## Requirements
All entries must be repeated exactly; do not include the pictures.

## Data section

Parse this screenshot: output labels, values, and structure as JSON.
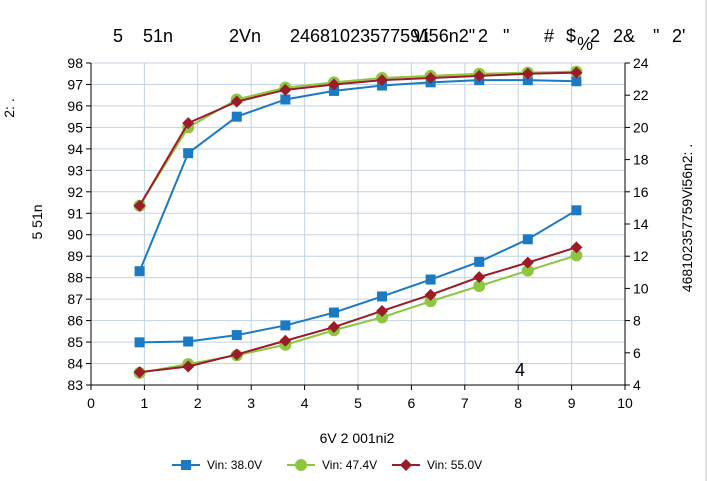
{
  "chart_data": {
    "type": "line",
    "title_parts": [
      "5",
      "51n",
      "2Vn",
      "24681023577591",
      "Vi56n2\"",
      "2",
      "\"",
      "#",
      "$",
      "%",
      "2",
      "2&",
      "\"",
      "2'"
    ],
    "xlabel": "6V   2        001ni2",
    "ylabel": "5    51n",
    "ylabel_extra": "2:   .",
    "y2label": "468102357759Vi56n2:  .",
    "annotation": "4",
    "x_ticks": [
      "0",
      "1",
      "2",
      "3",
      "4",
      "5",
      "6",
      "7",
      "8",
      "9",
      "10"
    ],
    "y_ticks": [
      "83",
      "84",
      "85",
      "86",
      "87",
      "88",
      "89",
      "90",
      "91",
      "92",
      "93",
      "94",
      "95",
      "96",
      "97",
      "98"
    ],
    "y2_ticks": [
      "4",
      "6",
      "8",
      "10",
      "12",
      "14",
      "16",
      "18",
      "20",
      "22",
      "24"
    ],
    "xlim": [
      0,
      10
    ],
    "ylim": [
      83,
      98
    ],
    "y2lim": [
      4,
      24
    ],
    "grid": true,
    "legend_position": "bottom",
    "series": [
      {
        "name": "Vin: 38.0V",
        "axis": "left",
        "color": "#1a7ac4",
        "marker": "square",
        "x": [
          0.91,
          1.82,
          2.73,
          3.64,
          4.55,
          5.45,
          6.36,
          7.27,
          8.18,
          9.09
        ],
        "values": [
          88.3,
          93.8,
          95.5,
          96.3,
          96.7,
          96.95,
          97.1,
          97.2,
          97.2,
          97.15
        ]
      },
      {
        "name": "Vin: 47.4V",
        "axis": "left",
        "color": "#8dc63f",
        "marker": "circle",
        "x": [
          0.91,
          1.82,
          2.73,
          3.64,
          4.55,
          5.45,
          6.36,
          7.27,
          8.18,
          9.09
        ],
        "values": [
          91.35,
          95.0,
          96.3,
          96.85,
          97.1,
          97.3,
          97.4,
          97.5,
          97.55,
          97.6
        ]
      },
      {
        "name": "Vin: 55.0V",
        "axis": "left",
        "color": "#9b1b2a",
        "marker": "diamond",
        "x": [
          0.91,
          1.82,
          2.73,
          3.64,
          4.55,
          5.45,
          6.36,
          7.27,
          8.18,
          9.09
        ],
        "values": [
          91.35,
          95.2,
          96.2,
          96.75,
          97.0,
          97.2,
          97.3,
          97.4,
          97.5,
          97.55
        ]
      },
      {
        "name": "Vin: 38.0V",
        "axis": "right",
        "color": "#1a7ac4",
        "marker": "square",
        "x": [
          0.91,
          1.82,
          2.73,
          3.64,
          4.55,
          5.45,
          6.36,
          7.27,
          8.18,
          9.09
        ],
        "values": [
          6.65,
          6.7,
          7.1,
          7.7,
          8.5,
          9.5,
          10.55,
          11.65,
          13.05,
          14.85
        ]
      },
      {
        "name": "Vin: 47.4V",
        "axis": "right",
        "color": "#8dc63f",
        "marker": "circle",
        "x": [
          0.91,
          1.82,
          2.73,
          3.64,
          4.55,
          5.45,
          6.36,
          7.27,
          8.18,
          9.09
        ],
        "values": [
          4.75,
          5.3,
          5.85,
          6.5,
          7.4,
          8.2,
          9.2,
          10.15,
          11.1,
          12.05
        ]
      },
      {
        "name": "Vin: 55.0V",
        "axis": "right",
        "color": "#9b1b2a",
        "marker": "diamond",
        "x": [
          0.91,
          1.82,
          2.73,
          3.64,
          4.55,
          5.45,
          6.36,
          7.27,
          8.18,
          9.09
        ],
        "values": [
          4.8,
          5.15,
          5.9,
          6.75,
          7.6,
          8.6,
          9.6,
          10.7,
          11.6,
          12.55
        ]
      }
    ]
  }
}
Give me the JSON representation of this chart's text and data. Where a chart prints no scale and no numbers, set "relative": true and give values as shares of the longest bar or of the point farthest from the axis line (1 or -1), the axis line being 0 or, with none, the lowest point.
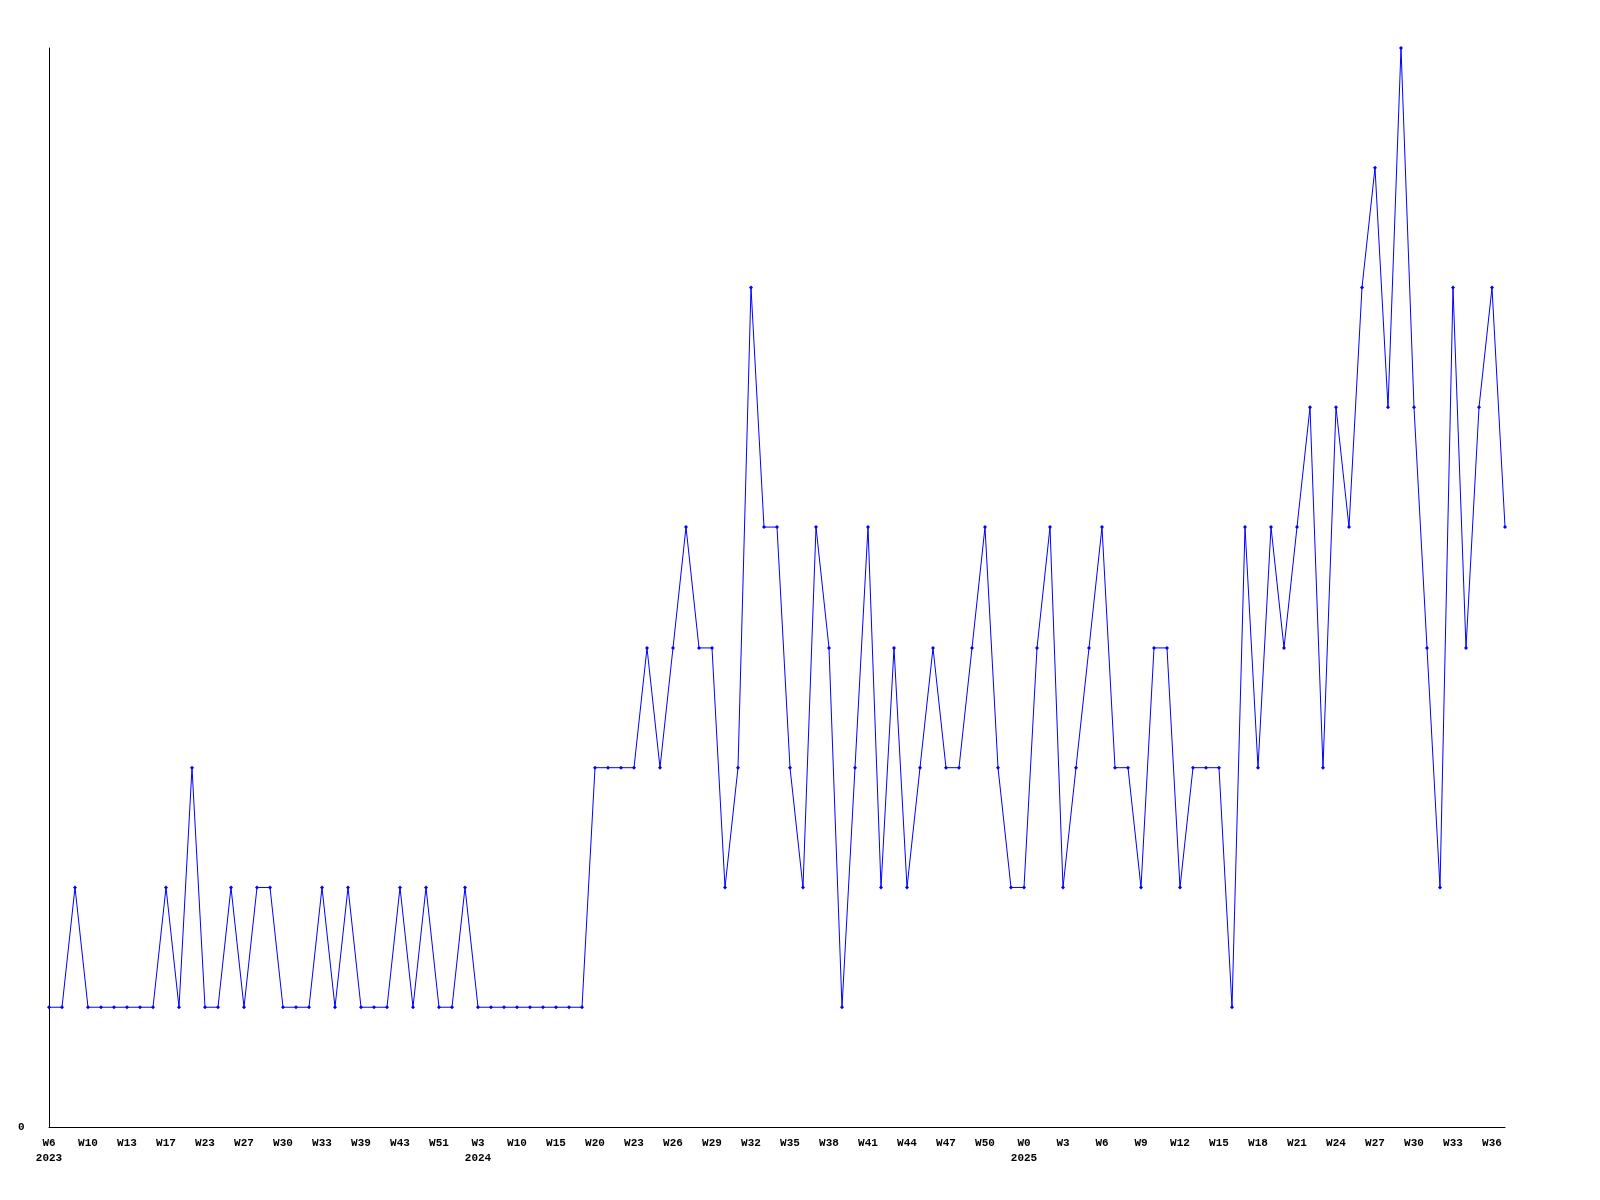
{
  "chart_data": {
    "type": "line",
    "relative": true,
    "annotations": [
      "0"
    ],
    "grid": false,
    "marker": "diamond",
    "line_style": "solid",
    "categories": [
      "W6\n2023",
      null,
      null,
      "W10",
      null,
      null,
      "W13",
      null,
      null,
      "W17",
      null,
      null,
      "W23",
      null,
      null,
      "W27",
      null,
      null,
      "W30",
      null,
      null,
      "W33",
      null,
      null,
      "W39",
      null,
      null,
      "W43",
      null,
      null,
      "W51",
      null,
      null,
      "W3\n2024",
      null,
      null,
      "W10",
      null,
      null,
      "W15",
      null,
      null,
      "W20",
      null,
      null,
      "W23",
      null,
      null,
      "W26",
      null,
      null,
      "W29",
      null,
      null,
      "W32",
      null,
      null,
      "W35",
      null,
      null,
      "W38",
      null,
      null,
      "W41",
      null,
      null,
      "W44",
      null,
      null,
      "W47",
      null,
      null,
      "W50",
      null,
      null,
      "W0\n2025",
      null,
      null,
      "W3",
      null,
      null,
      "W6",
      null,
      null,
      "W9",
      null,
      null,
      "W12",
      null,
      null,
      "W15",
      null,
      null,
      "W18",
      null,
      null,
      "W21",
      null,
      null,
      "W24",
      null,
      null,
      "W27",
      null,
      null,
      "W30",
      null,
      null,
      "W33",
      null,
      null,
      "W36",
      null
    ],
    "series": [
      {
        "color": "#0000ff",
        "values": [
          0.111,
          0.111,
          0.222,
          0.111,
          0.111,
          0.111,
          0.111,
          0.111,
          0.111,
          0.222,
          0.111,
          0.333,
          0.111,
          0.111,
          0.222,
          0.111,
          0.222,
          0.222,
          0.111,
          0.111,
          0.111,
          0.222,
          0.111,
          0.222,
          0.111,
          0.111,
          0.111,
          0.222,
          0.111,
          0.222,
          0.111,
          0.111,
          0.222,
          0.111,
          0.111,
          0.111,
          0.111,
          0.111,
          0.111,
          0.111,
          0.111,
          0.111,
          0.333,
          0.333,
          0.333,
          0.333,
          0.444,
          0.333,
          0.444,
          0.556,
          0.444,
          0.444,
          0.222,
          0.333,
          0.778,
          0.556,
          0.556,
          0.333,
          0.222,
          0.556,
          0.444,
          0.111,
          0.333,
          0.556,
          0.222,
          0.444,
          0.222,
          0.333,
          0.444,
          0.333,
          0.333,
          0.444,
          0.556,
          0.333,
          0.222,
          0.222,
          0.444,
          0.556,
          0.222,
          0.333,
          0.444,
          0.556,
          0.333,
          0.333,
          0.222,
          0.444,
          0.444,
          0.222,
          0.333,
          0.333,
          0.333,
          0.111,
          0.556,
          0.333,
          0.556,
          0.444,
          0.556,
          0.667,
          0.333,
          0.667,
          0.556,
          0.778,
          0.889,
          0.667,
          1,
          0.667,
          0.444,
          0.222,
          0.778,
          0.444,
          0.667,
          0.778,
          0.556
        ]
      }
    ]
  }
}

## Result of the task
Parse this screenshot: output labels, values, and structure as JSON.
{
  "chart_data": {
    "type": "line",
    "title_parts": [
      "5",
      "51n",
      "2Vn",
      "24681023577591",
      "Vi56n2\"",
      "2",
      "\"",
      "#",
      "$",
      "%",
      "2",
      "2&",
      "\"",
      "2'"
    ],
    "xlabel": "6V   2        001ni2",
    "ylabel": "5    51n",
    "ylabel_extra": "2:   .",
    "y2label": "468102357759Vi56n2:  .",
    "annotation": "4",
    "x_ticks": [
      "0",
      "1",
      "2",
      "3",
      "4",
      "5",
      "6",
      "7",
      "8",
      "9",
      "10"
    ],
    "y_ticks": [
      "83",
      "84",
      "85",
      "86",
      "87",
      "88",
      "89",
      "90",
      "91",
      "92",
      "93",
      "94",
      "95",
      "96",
      "97",
      "98"
    ],
    "y2_ticks": [
      "4",
      "6",
      "8",
      "10",
      "12",
      "14",
      "16",
      "18",
      "20",
      "22",
      "24"
    ],
    "xlim": [
      0,
      10
    ],
    "ylim": [
      83,
      98
    ],
    "y2lim": [
      4,
      24
    ],
    "grid": true,
    "legend_position": "bottom",
    "series": [
      {
        "name": "Vin: 38.0V",
        "axis": "left",
        "color": "#1a7ac4",
        "marker": "square",
        "x": [
          0.91,
          1.82,
          2.73,
          3.64,
          4.55,
          5.45,
          6.36,
          7.27,
          8.18,
          9.09
        ],
        "values": [
          88.3,
          93.8,
          95.5,
          96.3,
          96.7,
          96.95,
          97.1,
          97.2,
          97.2,
          97.15
        ]
      },
      {
        "name": "Vin: 47.4V",
        "axis": "left",
        "color": "#8dc63f",
        "marker": "circle",
        "x": [
          0.91,
          1.82,
          2.73,
          3.64,
          4.55,
          5.45,
          6.36,
          7.27,
          8.18,
          9.09
        ],
        "values": [
          91.35,
          95.0,
          96.3,
          96.85,
          97.1,
          97.3,
          97.4,
          97.5,
          97.55,
          97.6
        ]
      },
      {
        "name": "Vin: 55.0V",
        "axis": "left",
        "color": "#9b1b2a",
        "marker": "diamond",
        "x": [
          0.91,
          1.82,
          2.73,
          3.64,
          4.55,
          5.45,
          6.36,
          7.27,
          8.18,
          9.09
        ],
        "values": [
          91.35,
          95.2,
          96.2,
          96.75,
          97.0,
          97.2,
          97.3,
          97.4,
          97.5,
          97.55
        ]
      },
      {
        "name": "Vin: 38.0V",
        "axis": "right",
        "color": "#1a7ac4",
        "marker": "square",
        "x": [
          0.91,
          1.82,
          2.73,
          3.64,
          4.55,
          5.45,
          6.36,
          7.27,
          8.18,
          9.09
        ],
        "values": [
          6.65,
          6.7,
          7.1,
          7.7,
          8.5,
          9.5,
          10.55,
          11.65,
          13.05,
          14.85
        ]
      },
      {
        "name": "Vin: 47.4V",
        "axis": "right",
        "color": "#8dc63f",
        "marker": "circle",
        "x": [
          0.91,
          1.82,
          2.73,
          3.64,
          4.55,
          5.45,
          6.36,
          7.27,
          8.18,
          9.09
        ],
        "values": [
          4.75,
          5.3,
          5.85,
          6.5,
          7.4,
          8.2,
          9.2,
          10.15,
          11.1,
          12.05
        ]
      },
      {
        "name": "Vin: 55.0V",
        "axis": "right",
        "color": "#9b1b2a",
        "marker": "diamond",
        "x": [
          0.91,
          1.82,
          2.73,
          3.64,
          4.55,
          5.45,
          6.36,
          7.27,
          8.18,
          9.09
        ],
        "values": [
          4.8,
          5.15,
          5.9,
          6.75,
          7.6,
          8.6,
          9.6,
          10.7,
          11.6,
          12.55
        ]
      }
    ]
  }
}
Give me the JSON representation of this chart's text and data. Where a chart prints no scale and no numbers, set "relative": true and give values as shares of the longest bar or of the point farthest from the axis line (1 or -1), the axis line being 0 or, with none, the lowest point.
{
  "chart_data": {
    "type": "line",
    "relative": true,
    "annotations": [
      "0"
    ],
    "grid": false,
    "marker": "diamond",
    "line_style": "solid",
    "categories": [
      "W6\n2023",
      null,
      null,
      "W10",
      null,
      null,
      "W13",
      null,
      null,
      "W17",
      null,
      null,
      "W23",
      null,
      null,
      "W27",
      null,
      null,
      "W30",
      null,
      null,
      "W33",
      null,
      null,
      "W39",
      null,
      null,
      "W43",
      null,
      null,
      "W51",
      null,
      null,
      "W3\n2024",
      null,
      null,
      "W10",
      null,
      null,
      "W15",
      null,
      null,
      "W20",
      null,
      null,
      "W23",
      null,
      null,
      "W26",
      null,
      null,
      "W29",
      null,
      null,
      "W32",
      null,
      null,
      "W35",
      null,
      null,
      "W38",
      null,
      null,
      "W41",
      null,
      null,
      "W44",
      null,
      null,
      "W47",
      null,
      null,
      "W50",
      null,
      null,
      "W0\n2025",
      null,
      null,
      "W3",
      null,
      null,
      "W6",
      null,
      null,
      "W9",
      null,
      null,
      "W12",
      null,
      null,
      "W15",
      null,
      null,
      "W18",
      null,
      null,
      "W21",
      null,
      null,
      "W24",
      null,
      null,
      "W27",
      null,
      null,
      "W30",
      null,
      null,
      "W33",
      null,
      null,
      "W36",
      null
    ],
    "series": [
      {
        "color": "#0000ff",
        "values": [
          0.111,
          0.111,
          0.222,
          0.111,
          0.111,
          0.111,
          0.111,
          0.111,
          0.111,
          0.222,
          0.111,
          0.333,
          0.111,
          0.111,
          0.222,
          0.111,
          0.222,
          0.222,
          0.111,
          0.111,
          0.111,
          0.222,
          0.111,
          0.222,
          0.111,
          0.111,
          0.111,
          0.222,
          0.111,
          0.222,
          0.111,
          0.111,
          0.222,
          0.111,
          0.111,
          0.111,
          0.111,
          0.111,
          0.111,
          0.111,
          0.111,
          0.111,
          0.333,
          0.333,
          0.333,
          0.333,
          0.444,
          0.333,
          0.444,
          0.556,
          0.444,
          0.444,
          0.222,
          0.333,
          0.778,
          0.556,
          0.556,
          0.333,
          0.222,
          0.556,
          0.444,
          0.111,
          0.333,
          0.556,
          0.222,
          0.444,
          0.222,
          0.333,
          0.444,
          0.333,
          0.333,
          0.444,
          0.556,
          0.333,
          0.222,
          0.222,
          0.444,
          0.556,
          0.222,
          0.333,
          0.444,
          0.556,
          0.333,
          0.333,
          0.222,
          0.444,
          0.444,
          0.222,
          0.333,
          0.333,
          0.333,
          0.111,
          0.556,
          0.333,
          0.556,
          0.444,
          0.556,
          0.667,
          0.333,
          0.667,
          0.556,
          0.778,
          0.889,
          0.667,
          1,
          0.667,
          0.444,
          0.222,
          0.778,
          0.444,
          0.667,
          0.778,
          0.556
        ]
      }
    ]
  }
}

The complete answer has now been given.